**Your instructions**
Check each line of the listing for the string "name", count the lines that have it, and answer with that number only.

■ ■ ■ ■

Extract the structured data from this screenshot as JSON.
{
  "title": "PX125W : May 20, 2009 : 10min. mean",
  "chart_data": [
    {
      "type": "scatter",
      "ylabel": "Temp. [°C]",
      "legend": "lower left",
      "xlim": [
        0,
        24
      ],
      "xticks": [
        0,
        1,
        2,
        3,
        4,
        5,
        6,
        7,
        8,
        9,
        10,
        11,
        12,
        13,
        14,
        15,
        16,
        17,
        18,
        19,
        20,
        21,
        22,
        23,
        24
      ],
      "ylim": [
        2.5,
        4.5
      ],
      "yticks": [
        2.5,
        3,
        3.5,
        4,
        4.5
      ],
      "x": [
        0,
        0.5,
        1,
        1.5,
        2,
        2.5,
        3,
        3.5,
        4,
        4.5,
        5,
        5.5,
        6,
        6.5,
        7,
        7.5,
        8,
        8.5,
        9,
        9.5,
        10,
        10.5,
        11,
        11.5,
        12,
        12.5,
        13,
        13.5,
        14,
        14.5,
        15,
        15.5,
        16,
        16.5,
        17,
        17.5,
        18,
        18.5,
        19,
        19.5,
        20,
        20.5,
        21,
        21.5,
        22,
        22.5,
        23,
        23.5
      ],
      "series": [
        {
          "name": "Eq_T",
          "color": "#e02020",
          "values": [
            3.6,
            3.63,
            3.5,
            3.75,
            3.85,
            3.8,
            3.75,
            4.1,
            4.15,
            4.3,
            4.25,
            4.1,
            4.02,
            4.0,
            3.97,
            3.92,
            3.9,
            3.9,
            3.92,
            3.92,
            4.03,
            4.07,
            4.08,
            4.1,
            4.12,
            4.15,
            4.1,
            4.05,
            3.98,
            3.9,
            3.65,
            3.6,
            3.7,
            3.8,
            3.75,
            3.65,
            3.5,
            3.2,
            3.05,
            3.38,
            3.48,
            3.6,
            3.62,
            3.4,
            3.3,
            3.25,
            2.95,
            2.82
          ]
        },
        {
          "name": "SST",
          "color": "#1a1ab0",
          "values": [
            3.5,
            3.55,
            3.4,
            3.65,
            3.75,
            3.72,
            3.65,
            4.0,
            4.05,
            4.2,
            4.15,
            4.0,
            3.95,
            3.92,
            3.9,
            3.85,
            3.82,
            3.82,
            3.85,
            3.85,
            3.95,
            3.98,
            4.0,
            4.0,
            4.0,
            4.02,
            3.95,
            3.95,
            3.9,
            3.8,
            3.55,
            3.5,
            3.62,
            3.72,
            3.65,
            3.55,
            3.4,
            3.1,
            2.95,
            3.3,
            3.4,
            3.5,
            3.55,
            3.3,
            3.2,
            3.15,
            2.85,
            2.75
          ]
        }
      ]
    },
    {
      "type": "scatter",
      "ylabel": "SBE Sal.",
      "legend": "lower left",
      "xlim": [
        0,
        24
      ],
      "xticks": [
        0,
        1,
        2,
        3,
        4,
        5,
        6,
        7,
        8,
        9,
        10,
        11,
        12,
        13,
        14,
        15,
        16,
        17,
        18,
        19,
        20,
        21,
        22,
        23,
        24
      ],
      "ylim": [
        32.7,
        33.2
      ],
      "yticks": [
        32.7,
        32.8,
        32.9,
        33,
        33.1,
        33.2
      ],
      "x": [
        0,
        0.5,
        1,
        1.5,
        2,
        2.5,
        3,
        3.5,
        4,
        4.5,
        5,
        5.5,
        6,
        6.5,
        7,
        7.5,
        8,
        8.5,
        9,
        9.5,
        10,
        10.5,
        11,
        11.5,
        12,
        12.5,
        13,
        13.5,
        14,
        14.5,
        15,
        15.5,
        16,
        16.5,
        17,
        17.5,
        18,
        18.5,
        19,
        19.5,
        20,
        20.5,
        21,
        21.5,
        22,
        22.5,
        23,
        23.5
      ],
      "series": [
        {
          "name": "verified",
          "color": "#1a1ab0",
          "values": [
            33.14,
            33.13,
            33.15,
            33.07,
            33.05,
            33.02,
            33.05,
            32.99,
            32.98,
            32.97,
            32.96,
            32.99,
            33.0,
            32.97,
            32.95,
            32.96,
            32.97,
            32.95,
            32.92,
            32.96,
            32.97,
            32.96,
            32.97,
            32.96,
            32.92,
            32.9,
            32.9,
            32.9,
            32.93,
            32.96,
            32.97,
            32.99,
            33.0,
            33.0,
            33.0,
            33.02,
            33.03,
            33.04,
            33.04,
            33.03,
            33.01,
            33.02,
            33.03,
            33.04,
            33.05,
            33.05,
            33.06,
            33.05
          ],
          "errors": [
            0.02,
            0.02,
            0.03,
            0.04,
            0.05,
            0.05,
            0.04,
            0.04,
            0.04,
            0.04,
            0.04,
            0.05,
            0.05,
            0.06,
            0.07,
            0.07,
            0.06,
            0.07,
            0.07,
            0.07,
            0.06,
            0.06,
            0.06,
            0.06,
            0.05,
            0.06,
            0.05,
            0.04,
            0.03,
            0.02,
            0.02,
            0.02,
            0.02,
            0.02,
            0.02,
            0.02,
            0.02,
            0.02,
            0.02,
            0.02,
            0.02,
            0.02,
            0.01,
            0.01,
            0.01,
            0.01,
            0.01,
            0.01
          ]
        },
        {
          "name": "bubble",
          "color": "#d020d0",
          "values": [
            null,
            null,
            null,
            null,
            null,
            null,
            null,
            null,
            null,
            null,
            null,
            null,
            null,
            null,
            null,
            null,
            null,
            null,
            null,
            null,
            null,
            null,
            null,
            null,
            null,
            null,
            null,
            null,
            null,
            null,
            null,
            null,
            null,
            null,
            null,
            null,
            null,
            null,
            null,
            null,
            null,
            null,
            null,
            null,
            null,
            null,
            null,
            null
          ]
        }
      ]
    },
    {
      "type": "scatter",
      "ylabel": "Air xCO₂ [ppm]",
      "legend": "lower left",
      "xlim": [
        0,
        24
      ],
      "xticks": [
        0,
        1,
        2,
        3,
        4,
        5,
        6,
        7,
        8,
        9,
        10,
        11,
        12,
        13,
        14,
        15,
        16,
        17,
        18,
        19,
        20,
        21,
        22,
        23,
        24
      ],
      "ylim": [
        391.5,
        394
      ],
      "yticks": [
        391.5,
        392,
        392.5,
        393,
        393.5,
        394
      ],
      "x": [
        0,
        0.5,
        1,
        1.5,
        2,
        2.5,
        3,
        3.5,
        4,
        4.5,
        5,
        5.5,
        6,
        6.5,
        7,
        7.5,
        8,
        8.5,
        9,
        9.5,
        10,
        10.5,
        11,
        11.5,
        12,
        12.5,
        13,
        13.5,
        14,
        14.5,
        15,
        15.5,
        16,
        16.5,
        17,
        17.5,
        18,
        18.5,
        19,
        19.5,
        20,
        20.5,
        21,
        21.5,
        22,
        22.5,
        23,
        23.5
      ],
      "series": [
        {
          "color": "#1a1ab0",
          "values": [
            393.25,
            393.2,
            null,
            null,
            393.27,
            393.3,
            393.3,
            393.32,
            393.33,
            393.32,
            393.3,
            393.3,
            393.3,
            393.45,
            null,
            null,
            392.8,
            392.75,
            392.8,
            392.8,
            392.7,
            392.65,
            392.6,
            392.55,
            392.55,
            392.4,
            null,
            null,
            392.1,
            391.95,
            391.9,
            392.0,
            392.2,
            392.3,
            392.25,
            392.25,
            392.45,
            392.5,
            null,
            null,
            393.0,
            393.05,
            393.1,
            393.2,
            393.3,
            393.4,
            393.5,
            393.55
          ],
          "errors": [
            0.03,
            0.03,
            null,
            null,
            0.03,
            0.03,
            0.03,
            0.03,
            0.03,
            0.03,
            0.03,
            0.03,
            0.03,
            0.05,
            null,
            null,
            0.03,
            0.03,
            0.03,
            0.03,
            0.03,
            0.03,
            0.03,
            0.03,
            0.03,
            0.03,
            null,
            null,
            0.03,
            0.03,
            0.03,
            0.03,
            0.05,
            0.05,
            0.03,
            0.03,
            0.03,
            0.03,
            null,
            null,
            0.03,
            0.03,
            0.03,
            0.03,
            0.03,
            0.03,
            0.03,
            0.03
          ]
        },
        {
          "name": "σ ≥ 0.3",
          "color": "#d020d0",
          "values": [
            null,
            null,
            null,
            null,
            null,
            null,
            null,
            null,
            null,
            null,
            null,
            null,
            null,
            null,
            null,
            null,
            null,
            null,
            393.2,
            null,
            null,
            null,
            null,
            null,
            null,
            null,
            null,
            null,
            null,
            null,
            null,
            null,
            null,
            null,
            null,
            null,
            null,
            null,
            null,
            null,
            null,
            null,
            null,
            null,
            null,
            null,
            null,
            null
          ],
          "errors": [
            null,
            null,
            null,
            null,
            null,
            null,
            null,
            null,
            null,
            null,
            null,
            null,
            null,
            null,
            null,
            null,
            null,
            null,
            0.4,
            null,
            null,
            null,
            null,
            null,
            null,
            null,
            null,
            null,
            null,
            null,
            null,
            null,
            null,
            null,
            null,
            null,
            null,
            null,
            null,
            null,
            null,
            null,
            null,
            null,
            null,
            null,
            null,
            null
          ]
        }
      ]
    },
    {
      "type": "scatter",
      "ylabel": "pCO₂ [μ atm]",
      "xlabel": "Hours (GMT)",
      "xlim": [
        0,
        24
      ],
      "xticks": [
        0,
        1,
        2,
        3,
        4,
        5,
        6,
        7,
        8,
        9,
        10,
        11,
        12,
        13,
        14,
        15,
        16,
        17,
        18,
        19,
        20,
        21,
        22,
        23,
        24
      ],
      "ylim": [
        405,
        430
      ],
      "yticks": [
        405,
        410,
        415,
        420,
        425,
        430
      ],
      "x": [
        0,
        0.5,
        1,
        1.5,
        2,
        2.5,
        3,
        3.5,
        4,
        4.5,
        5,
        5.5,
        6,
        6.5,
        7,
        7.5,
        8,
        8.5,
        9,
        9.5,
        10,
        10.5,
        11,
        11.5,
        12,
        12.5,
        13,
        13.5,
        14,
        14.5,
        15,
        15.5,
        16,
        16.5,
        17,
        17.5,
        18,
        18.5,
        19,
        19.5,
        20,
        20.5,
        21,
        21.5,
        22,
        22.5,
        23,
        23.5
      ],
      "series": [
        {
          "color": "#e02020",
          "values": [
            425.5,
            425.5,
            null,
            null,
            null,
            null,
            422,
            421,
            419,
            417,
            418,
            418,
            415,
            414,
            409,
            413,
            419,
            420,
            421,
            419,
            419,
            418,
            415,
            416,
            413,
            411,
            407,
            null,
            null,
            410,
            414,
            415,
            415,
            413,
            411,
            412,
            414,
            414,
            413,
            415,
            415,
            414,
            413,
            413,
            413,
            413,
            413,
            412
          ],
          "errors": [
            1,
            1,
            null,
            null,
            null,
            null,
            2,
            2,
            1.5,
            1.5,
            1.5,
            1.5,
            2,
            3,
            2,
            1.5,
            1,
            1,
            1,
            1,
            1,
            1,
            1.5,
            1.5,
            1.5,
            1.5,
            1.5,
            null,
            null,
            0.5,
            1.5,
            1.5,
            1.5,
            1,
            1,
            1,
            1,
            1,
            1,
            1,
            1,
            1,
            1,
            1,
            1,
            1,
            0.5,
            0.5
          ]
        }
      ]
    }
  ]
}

■ ■ ■ ■

**Exercise result**
5